Write out the data again exactly, skipping every picture.

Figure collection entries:

──────────────────────────────

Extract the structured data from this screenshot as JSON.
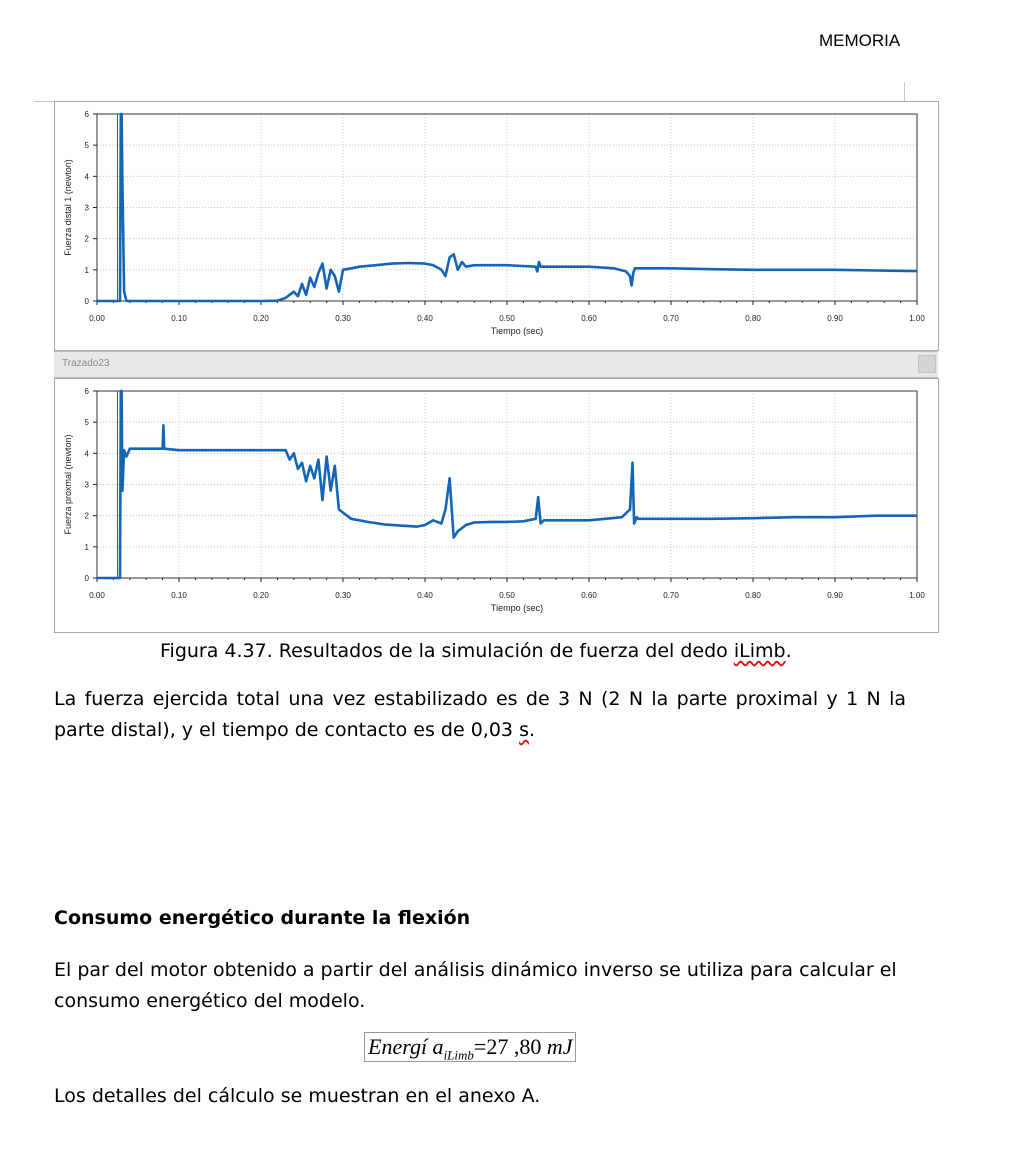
{
  "header": {
    "section": "MEMORIA"
  },
  "plot_window": {
    "title": "Trazado23"
  },
  "chart_data": [
    {
      "type": "line",
      "xlabel": "Tiempo (sec)",
      "ylabel": "Fuerza distal 1 (newton)",
      "xlim": [
        0,
        1
      ],
      "ylim": [
        0,
        6
      ],
      "xticks": [
        "0.00",
        "0.10",
        "0.20",
        "0.30",
        "0.40",
        "0.50",
        "0.60",
        "0.70",
        "0.80",
        "0.90",
        "1.00"
      ],
      "yticks": [
        "0",
        "1",
        "2",
        "3",
        "4",
        "5",
        "6"
      ],
      "grid": true,
      "colors": {
        "series": "#1464b8",
        "marker": "#cc2222"
      },
      "contact_marker_x": 0.025,
      "series": [
        {
          "x": [
            0,
            0.028,
            0.029,
            0.03,
            0.031,
            0.033,
            0.036,
            0.05,
            0.1,
            0.2,
            0.22,
            0.23,
            0.24,
            0.245,
            0.25,
            0.255,
            0.26,
            0.265,
            0.27,
            0.275,
            0.28,
            0.285,
            0.29,
            0.295,
            0.3,
            0.31,
            0.32,
            0.34,
            0.36,
            0.38,
            0.4,
            0.41,
            0.42,
            0.425,
            0.43,
            0.435,
            0.44,
            0.445,
            0.45,
            0.46,
            0.48,
            0.5,
            0.52,
            0.535,
            0.537,
            0.539,
            0.541,
            0.545,
            0.55,
            0.57,
            0.6,
            0.63,
            0.645,
            0.65,
            0.652,
            0.654,
            0.656,
            0.66,
            0.67,
            0.7,
            0.75,
            0.8,
            0.85,
            0.9,
            0.95,
            1.0
          ],
          "y": [
            0,
            0,
            6,
            6,
            3.8,
            0.3,
            0,
            0,
            0,
            0,
            0.01,
            0.1,
            0.3,
            0.15,
            0.55,
            0.2,
            0.75,
            0.45,
            0.9,
            1.2,
            0.4,
            1.0,
            0.8,
            0.3,
            1.0,
            1.05,
            1.1,
            1.15,
            1.2,
            1.22,
            1.2,
            1.15,
            1.0,
            0.8,
            1.4,
            1.5,
            1.0,
            1.25,
            1.1,
            1.15,
            1.15,
            1.15,
            1.12,
            1.1,
            0.95,
            1.25,
            1.1,
            1.1,
            1.1,
            1.1,
            1.1,
            1.05,
            0.95,
            0.8,
            0.5,
            0.9,
            1.05,
            1.05,
            1.05,
            1.05,
            1.02,
            1.0,
            1.0,
            1.0,
            0.98,
            0.96
          ]
        }
      ]
    },
    {
      "type": "line",
      "xlabel": "Tiempo (sec)",
      "ylabel": "Fuerza proxmal (newton)",
      "xlim": [
        0,
        1
      ],
      "ylim": [
        0,
        6
      ],
      "xticks": [
        "0.00",
        "0.10",
        "0.20",
        "0.30",
        "0.40",
        "0.50",
        "0.60",
        "0.70",
        "0.80",
        "0.90",
        "1.00"
      ],
      "yticks": [
        "0",
        "1",
        "2",
        "3",
        "4",
        "5",
        "6"
      ],
      "grid": true,
      "colors": {
        "series": "#1464b8",
        "marker": "#cc2222"
      },
      "contact_marker_x": 0.025,
      "series": [
        {
          "x": [
            0,
            0.028,
            0.029,
            0.03,
            0.031,
            0.033,
            0.036,
            0.04,
            0.05,
            0.08,
            0.081,
            0.082,
            0.1,
            0.15,
            0.2,
            0.23,
            0.235,
            0.24,
            0.245,
            0.25,
            0.255,
            0.26,
            0.265,
            0.27,
            0.275,
            0.28,
            0.285,
            0.29,
            0.295,
            0.3,
            0.31,
            0.33,
            0.35,
            0.37,
            0.39,
            0.4,
            0.41,
            0.42,
            0.425,
            0.43,
            0.435,
            0.44,
            0.45,
            0.46,
            0.48,
            0.5,
            0.52,
            0.535,
            0.538,
            0.541,
            0.545,
            0.56,
            0.6,
            0.62,
            0.64,
            0.65,
            0.653,
            0.655,
            0.658,
            0.66,
            0.7,
            0.75,
            0.8,
            0.85,
            0.9,
            0.95,
            1.0
          ],
          "y": [
            0,
            0,
            6,
            6,
            2.8,
            4.1,
            3.9,
            4.15,
            4.15,
            4.15,
            4.9,
            4.15,
            4.1,
            4.1,
            4.1,
            4.1,
            3.8,
            4.0,
            3.5,
            3.7,
            3.1,
            3.6,
            3.2,
            3.8,
            2.5,
            3.9,
            2.8,
            3.6,
            2.2,
            2.1,
            1.9,
            1.8,
            1.72,
            1.68,
            1.65,
            1.7,
            1.85,
            1.75,
            2.2,
            3.2,
            1.3,
            1.5,
            1.7,
            1.78,
            1.8,
            1.8,
            1.82,
            1.9,
            2.6,
            1.75,
            1.85,
            1.85,
            1.85,
            1.9,
            1.95,
            2.2,
            3.7,
            1.75,
            1.95,
            1.9,
            1.9,
            1.9,
            1.92,
            1.95,
            1.95,
            2.0,
            2.0
          ]
        }
      ]
    }
  ],
  "caption": {
    "prefix": "Figura 4.37. Resultados de la simulación de fuerza del dedo ",
    "term": "iLimb",
    "suffix": "."
  },
  "paragraph1": {
    "main": "La fuerza ejercida total una vez estabilizado es de 3 N (2 N la parte proximal y 1 N la parte distal), y el tiempo de contacto es de 0,03 ",
    "unit": "s",
    "end": "."
  },
  "heading": "Consumo energético durante la flexión",
  "paragraph2": "El par del motor obtenido a partir del análisis dinámico inverso se utiliza para calcular el consumo energético del modelo.",
  "formula": {
    "lhs": "Energí a",
    "subscript": "iLimb",
    "equals": "=",
    "value": "27 ,80",
    "unit": "mJ"
  },
  "paragraph3": "Los detalles del cálculo se muestran en el anexo A."
}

──────────────────────────────

## [RESPONSE TO THE TASK]
Extract the structured data from this screenshot as JSON.
{
  "header": {
    "section": "MEMORIA"
  },
  "plot_window": {
    "title": "Trazado23"
  },
  "chart_data": [
    {
      "type": "line",
      "xlabel": "Tiempo (sec)",
      "ylabel": "Fuerza distal 1 (newton)",
      "xlim": [
        0,
        1
      ],
      "ylim": [
        0,
        6
      ],
      "xticks": [
        "0.00",
        "0.10",
        "0.20",
        "0.30",
        "0.40",
        "0.50",
        "0.60",
        "0.70",
        "0.80",
        "0.90",
        "1.00"
      ],
      "yticks": [
        "0",
        "1",
        "2",
        "3",
        "4",
        "5",
        "6"
      ],
      "grid": true,
      "colors": {
        "series": "#1464b8",
        "marker": "#cc2222"
      },
      "contact_marker_x": 0.025,
      "series": [
        {
          "x": [
            0,
            0.028,
            0.029,
            0.03,
            0.031,
            0.033,
            0.036,
            0.05,
            0.1,
            0.2,
            0.22,
            0.23,
            0.24,
            0.245,
            0.25,
            0.255,
            0.26,
            0.265,
            0.27,
            0.275,
            0.28,
            0.285,
            0.29,
            0.295,
            0.3,
            0.31,
            0.32,
            0.34,
            0.36,
            0.38,
            0.4,
            0.41,
            0.42,
            0.425,
            0.43,
            0.435,
            0.44,
            0.445,
            0.45,
            0.46,
            0.48,
            0.5,
            0.52,
            0.535,
            0.537,
            0.539,
            0.541,
            0.545,
            0.55,
            0.57,
            0.6,
            0.63,
            0.645,
            0.65,
            0.652,
            0.654,
            0.656,
            0.66,
            0.67,
            0.7,
            0.75,
            0.8,
            0.85,
            0.9,
            0.95,
            1.0
          ],
          "y": [
            0,
            0,
            6,
            6,
            3.8,
            0.3,
            0,
            0,
            0,
            0,
            0.01,
            0.1,
            0.3,
            0.15,
            0.55,
            0.2,
            0.75,
            0.45,
            0.9,
            1.2,
            0.4,
            1.0,
            0.8,
            0.3,
            1.0,
            1.05,
            1.1,
            1.15,
            1.2,
            1.22,
            1.2,
            1.15,
            1.0,
            0.8,
            1.4,
            1.5,
            1.0,
            1.25,
            1.1,
            1.15,
            1.15,
            1.15,
            1.12,
            1.1,
            0.95,
            1.25,
            1.1,
            1.1,
            1.1,
            1.1,
            1.1,
            1.05,
            0.95,
            0.8,
            0.5,
            0.9,
            1.05,
            1.05,
            1.05,
            1.05,
            1.02,
            1.0,
            1.0,
            1.0,
            0.98,
            0.96
          ]
        }
      ]
    },
    {
      "type": "line",
      "xlabel": "Tiempo (sec)",
      "ylabel": "Fuerza proxmal (newton)",
      "xlim": [
        0,
        1
      ],
      "ylim": [
        0,
        6
      ],
      "xticks": [
        "0.00",
        "0.10",
        "0.20",
        "0.30",
        "0.40",
        "0.50",
        "0.60",
        "0.70",
        "0.80",
        "0.90",
        "1.00"
      ],
      "yticks": [
        "0",
        "1",
        "2",
        "3",
        "4",
        "5",
        "6"
      ],
      "grid": true,
      "colors": {
        "series": "#1464b8",
        "marker": "#cc2222"
      },
      "contact_marker_x": 0.025,
      "series": [
        {
          "x": [
            0,
            0.028,
            0.029,
            0.03,
            0.031,
            0.033,
            0.036,
            0.04,
            0.05,
            0.08,
            0.081,
            0.082,
            0.1,
            0.15,
            0.2,
            0.23,
            0.235,
            0.24,
            0.245,
            0.25,
            0.255,
            0.26,
            0.265,
            0.27,
            0.275,
            0.28,
            0.285,
            0.29,
            0.295,
            0.3,
            0.31,
            0.33,
            0.35,
            0.37,
            0.39,
            0.4,
            0.41,
            0.42,
            0.425,
            0.43,
            0.435,
            0.44,
            0.45,
            0.46,
            0.48,
            0.5,
            0.52,
            0.535,
            0.538,
            0.541,
            0.545,
            0.56,
            0.6,
            0.62,
            0.64,
            0.65,
            0.653,
            0.655,
            0.658,
            0.66,
            0.7,
            0.75,
            0.8,
            0.85,
            0.9,
            0.95,
            1.0
          ],
          "y": [
            0,
            0,
            6,
            6,
            2.8,
            4.1,
            3.9,
            4.15,
            4.15,
            4.15,
            4.9,
            4.15,
            4.1,
            4.1,
            4.1,
            4.1,
            3.8,
            4.0,
            3.5,
            3.7,
            3.1,
            3.6,
            3.2,
            3.8,
            2.5,
            3.9,
            2.8,
            3.6,
            2.2,
            2.1,
            1.9,
            1.8,
            1.72,
            1.68,
            1.65,
            1.7,
            1.85,
            1.75,
            2.2,
            3.2,
            1.3,
            1.5,
            1.7,
            1.78,
            1.8,
            1.8,
            1.82,
            1.9,
            2.6,
            1.75,
            1.85,
            1.85,
            1.85,
            1.9,
            1.95,
            2.2,
            3.7,
            1.75,
            1.95,
            1.9,
            1.9,
            1.9,
            1.92,
            1.95,
            1.95,
            2.0,
            2.0
          ]
        }
      ]
    }
  ],
  "caption": {
    "prefix": "Figura 4.37. Resultados de la simulación de fuerza del dedo ",
    "term": "iLimb",
    "suffix": "."
  },
  "paragraph1": {
    "main": "La fuerza ejercida total una vez estabilizado es de 3 N (2 N la parte proximal y 1 N la parte distal), y el tiempo de contacto es de 0,03 ",
    "unit": "s",
    "end": "."
  },
  "heading": "Consumo energético durante la flexión",
  "paragraph2": "El par del motor obtenido a partir del análisis dinámico inverso se utiliza para calcular el consumo energético del modelo.",
  "formula": {
    "lhs": "Energí a",
    "subscript": "iLimb",
    "equals": "=",
    "value": "27 ,80",
    "unit": "mJ"
  },
  "paragraph3": "Los detalles del cálculo se muestran en el anexo A."
}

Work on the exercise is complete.